- _EXERCISE INSTRUCTIONS_
Restate every line of the material, word for word.

- _Stored data_
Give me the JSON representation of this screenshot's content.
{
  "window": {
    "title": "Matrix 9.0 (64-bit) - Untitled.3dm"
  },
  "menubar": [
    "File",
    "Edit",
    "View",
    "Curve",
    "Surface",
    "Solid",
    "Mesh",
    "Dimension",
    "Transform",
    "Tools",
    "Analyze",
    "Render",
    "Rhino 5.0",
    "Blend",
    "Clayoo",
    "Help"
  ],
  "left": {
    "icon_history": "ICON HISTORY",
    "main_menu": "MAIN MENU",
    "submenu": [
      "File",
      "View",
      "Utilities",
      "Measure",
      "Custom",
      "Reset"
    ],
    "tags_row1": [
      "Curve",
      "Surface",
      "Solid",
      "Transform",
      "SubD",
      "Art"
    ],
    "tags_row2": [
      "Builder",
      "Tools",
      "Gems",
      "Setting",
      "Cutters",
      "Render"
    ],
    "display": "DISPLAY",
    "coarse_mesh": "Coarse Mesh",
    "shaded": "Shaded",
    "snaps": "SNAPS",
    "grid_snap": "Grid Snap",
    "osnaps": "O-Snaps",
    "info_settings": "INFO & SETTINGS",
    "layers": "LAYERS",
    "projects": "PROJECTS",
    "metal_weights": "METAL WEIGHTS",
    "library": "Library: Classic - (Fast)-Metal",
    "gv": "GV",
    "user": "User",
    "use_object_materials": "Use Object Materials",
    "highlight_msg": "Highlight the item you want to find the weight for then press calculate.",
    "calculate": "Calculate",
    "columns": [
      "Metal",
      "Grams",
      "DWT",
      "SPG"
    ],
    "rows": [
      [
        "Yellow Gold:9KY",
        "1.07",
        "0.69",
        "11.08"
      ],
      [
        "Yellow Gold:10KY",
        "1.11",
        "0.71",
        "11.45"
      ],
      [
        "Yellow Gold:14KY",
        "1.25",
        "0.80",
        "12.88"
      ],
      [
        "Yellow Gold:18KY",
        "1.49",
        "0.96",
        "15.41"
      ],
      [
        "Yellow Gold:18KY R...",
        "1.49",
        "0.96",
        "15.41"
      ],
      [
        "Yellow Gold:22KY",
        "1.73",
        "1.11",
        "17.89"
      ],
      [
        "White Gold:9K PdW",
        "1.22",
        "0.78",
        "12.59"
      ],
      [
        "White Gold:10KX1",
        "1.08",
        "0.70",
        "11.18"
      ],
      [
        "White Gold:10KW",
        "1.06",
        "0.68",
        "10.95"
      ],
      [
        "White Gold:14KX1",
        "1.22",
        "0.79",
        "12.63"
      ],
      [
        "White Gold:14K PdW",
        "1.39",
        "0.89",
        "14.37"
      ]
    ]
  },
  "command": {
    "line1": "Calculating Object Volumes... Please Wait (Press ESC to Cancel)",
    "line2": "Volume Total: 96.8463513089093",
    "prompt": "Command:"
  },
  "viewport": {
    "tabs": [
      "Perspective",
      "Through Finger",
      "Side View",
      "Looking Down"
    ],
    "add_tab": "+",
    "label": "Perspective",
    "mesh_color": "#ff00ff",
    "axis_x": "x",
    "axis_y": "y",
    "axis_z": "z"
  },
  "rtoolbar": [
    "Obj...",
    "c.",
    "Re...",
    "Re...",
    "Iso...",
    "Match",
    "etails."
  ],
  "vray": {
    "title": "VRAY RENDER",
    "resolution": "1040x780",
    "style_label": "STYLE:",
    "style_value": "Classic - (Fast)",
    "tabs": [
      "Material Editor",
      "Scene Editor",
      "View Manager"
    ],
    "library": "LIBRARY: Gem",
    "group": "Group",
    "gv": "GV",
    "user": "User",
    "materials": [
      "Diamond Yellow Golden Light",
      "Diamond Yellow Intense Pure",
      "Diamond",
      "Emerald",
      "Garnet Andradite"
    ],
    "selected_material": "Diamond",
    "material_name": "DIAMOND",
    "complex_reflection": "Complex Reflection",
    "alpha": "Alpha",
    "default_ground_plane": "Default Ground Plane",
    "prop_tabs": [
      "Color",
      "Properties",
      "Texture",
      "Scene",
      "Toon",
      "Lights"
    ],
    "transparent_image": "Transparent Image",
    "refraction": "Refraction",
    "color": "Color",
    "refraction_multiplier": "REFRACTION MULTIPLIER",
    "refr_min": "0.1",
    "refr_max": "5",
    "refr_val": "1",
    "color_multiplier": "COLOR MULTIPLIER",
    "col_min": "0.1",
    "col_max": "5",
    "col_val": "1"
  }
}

- _RESULT BELOW_
Give me the JSON representation of this screenshot's content.
{
  "window": {
    "title": "Matrix 9.0 (64-bit) - Untitled.3dm"
  },
  "menubar": [
    "File",
    "Edit",
    "View",
    "Curve",
    "Surface",
    "Solid",
    "Mesh",
    "Dimension",
    "Transform",
    "Tools",
    "Analyze",
    "Render",
    "Rhino 5.0",
    "Blend",
    "Clayoo",
    "Help"
  ],
  "left": {
    "icon_history": "ICON HISTORY",
    "main_menu": "MAIN MENU",
    "submenu": [
      "File",
      "View",
      "Utilities",
      "Measure",
      "Custom",
      "Reset"
    ],
    "tags_row1": [
      "Curve",
      "Surface",
      "Solid",
      "Transform",
      "SubD",
      "Art"
    ],
    "tags_row2": [
      "Builder",
      "Tools",
      "Gems",
      "Setting",
      "Cutters",
      "Render"
    ],
    "display": "DISPLAY",
    "coarse_mesh": "Coarse Mesh",
    "shaded": "Shaded",
    "snaps": "SNAPS",
    "grid_snap": "Grid Snap",
    "osnaps": "O-Snaps",
    "info_settings": "INFO & SETTINGS",
    "layers": "LAYERS",
    "projects": "PROJECTS",
    "metal_weights": "METAL WEIGHTS",
    "library": "Library: Classic - (Fast)-Metal",
    "gv": "GV",
    "user": "User",
    "use_object_materials": "Use Object Materials",
    "highlight_msg": "Highlight the item you want to find the weight for then press calculate.",
    "calculate": "Calculate",
    "columns": [
      "Metal",
      "Grams",
      "DWT",
      "SPG"
    ],
    "rows": [
      [
        "Yellow Gold:9KY",
        "1.07",
        "0.69",
        "11.08"
      ],
      [
        "Yellow Gold:10KY",
        "1.11",
        "0.71",
        "11.45"
      ],
      [
        "Yellow Gold:14KY",
        "1.25",
        "0.80",
        "12.88"
      ],
      [
        "Yellow Gold:18KY",
        "1.49",
        "0.96",
        "15.41"
      ],
      [
        "Yellow Gold:18KY R...",
        "1.49",
        "0.96",
        "15.41"
      ],
      [
        "Yellow Gold:22KY",
        "1.73",
        "1.11",
        "17.89"
      ],
      [
        "White Gold:9K PdW",
        "1.22",
        "0.78",
        "12.59"
      ],
      [
        "White Gold:10KX1",
        "1.08",
        "0.70",
        "11.18"
      ],
      [
        "White Gold:10KW",
        "1.06",
        "0.68",
        "10.95"
      ],
      [
        "White Gold:14KX1",
        "1.22",
        "0.79",
        "12.63"
      ],
      [
        "White Gold:14K PdW",
        "1.39",
        "0.89",
        "14.37"
      ]
    ]
  },
  "command": {
    "line1": "Calculating Object Volumes... Please Wait (Press ESC to Cancel)",
    "line2": "Volume Total: 96.8463513089093",
    "prompt": "Command:"
  },
  "viewport": {
    "tabs": [
      "Perspective",
      "Through Finger",
      "Side View",
      "Looking Down"
    ],
    "add_tab": "+",
    "label": "Perspective",
    "mesh_color": "#ff00ff",
    "axis_x": "x",
    "axis_y": "y",
    "axis_z": "z"
  },
  "rtoolbar": [
    "Obj...",
    "c.",
    "Re...",
    "Re...",
    "Iso...",
    "Match",
    "etails."
  ],
  "vray": {
    "title": "VRAY RENDER",
    "resolution": "1040x780",
    "style_label": "STYLE:",
    "style_value": "Classic - (Fast)",
    "tabs": [
      "Material Editor",
      "Scene Editor",
      "View Manager"
    ],
    "library": "LIBRARY: Gem",
    "group": "Group",
    "gv": "GV",
    "user": "User",
    "materials": [
      "Diamond Yellow Golden Light",
      "Diamond Yellow Intense Pure",
      "Diamond",
      "Emerald",
      "Garnet Andradite"
    ],
    "selected_material": "Diamond",
    "material_name": "DIAMOND",
    "complex_reflection": "Complex Reflection",
    "alpha": "Alpha",
    "default_ground_plane": "Default Ground Plane",
    "prop_tabs": [
      "Color",
      "Properties",
      "Texture",
      "Scene",
      "Toon",
      "Lights"
    ],
    "transparent_image": "Transparent Image",
    "refraction": "Refraction",
    "color": "Color",
    "refraction_multiplier": "REFRACTION MULTIPLIER",
    "refr_min": "0.1",
    "refr_max": "5",
    "refr_val": "1",
    "color_multiplier": "COLOR MULTIPLIER",
    "col_min": "0.1",
    "col_max": "5",
    "col_val": "1"
  }
}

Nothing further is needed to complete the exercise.